◆ **Information provided**:
————

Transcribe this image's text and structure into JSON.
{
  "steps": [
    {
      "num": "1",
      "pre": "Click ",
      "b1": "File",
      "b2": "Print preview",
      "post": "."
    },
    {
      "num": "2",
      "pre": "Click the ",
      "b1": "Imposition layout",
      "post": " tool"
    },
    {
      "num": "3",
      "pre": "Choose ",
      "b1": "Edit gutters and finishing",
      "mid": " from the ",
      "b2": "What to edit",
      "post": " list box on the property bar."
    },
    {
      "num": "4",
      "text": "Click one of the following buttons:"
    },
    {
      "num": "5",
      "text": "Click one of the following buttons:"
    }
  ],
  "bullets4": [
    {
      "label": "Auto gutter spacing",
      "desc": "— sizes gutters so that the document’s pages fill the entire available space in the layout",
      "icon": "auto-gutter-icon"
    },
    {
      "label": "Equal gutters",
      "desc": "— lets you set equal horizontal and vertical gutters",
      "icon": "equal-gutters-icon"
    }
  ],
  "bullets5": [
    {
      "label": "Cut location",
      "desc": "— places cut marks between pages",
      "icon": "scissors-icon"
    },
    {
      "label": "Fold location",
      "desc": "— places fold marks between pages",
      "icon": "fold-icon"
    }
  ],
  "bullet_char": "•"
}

————

Your task is to repeat the data exactly, with nothing left out.

Transcribe this image's text and structure into JSON.
{
  "steps": [
    {
      "num": "1",
      "pre": "Click ",
      "b1": "File",
      "b2": "Print preview",
      "post": "."
    },
    {
      "num": "2",
      "pre": "Click the ",
      "b1": "Imposition layout",
      "post": " tool"
    },
    {
      "num": "3",
      "pre": "Choose ",
      "b1": "Edit gutters and finishing",
      "mid": " from the ",
      "b2": "What to edit",
      "post": " list box on the property bar."
    },
    {
      "num": "4",
      "text": "Click one of the following buttons:"
    },
    {
      "num": "5",
      "text": "Click one of the following buttons:"
    }
  ],
  "bullets4": [
    {
      "label": "Auto gutter spacing",
      "desc": "— sizes gutters so that the document’s pages fill the entire available space in the layout",
      "icon": "auto-gutter-icon"
    },
    {
      "label": "Equal gutters",
      "desc": "— lets you set equal horizontal and vertical gutters",
      "icon": "equal-gutters-icon"
    }
  ],
  "bullets5": [
    {
      "label": "Cut location",
      "desc": "— places cut marks between pages",
      "icon": "scissors-icon"
    },
    {
      "label": "Fold location",
      "desc": "— places fold marks between pages",
      "icon": "fold-icon"
    }
  ],
  "bullet_char": "•"
}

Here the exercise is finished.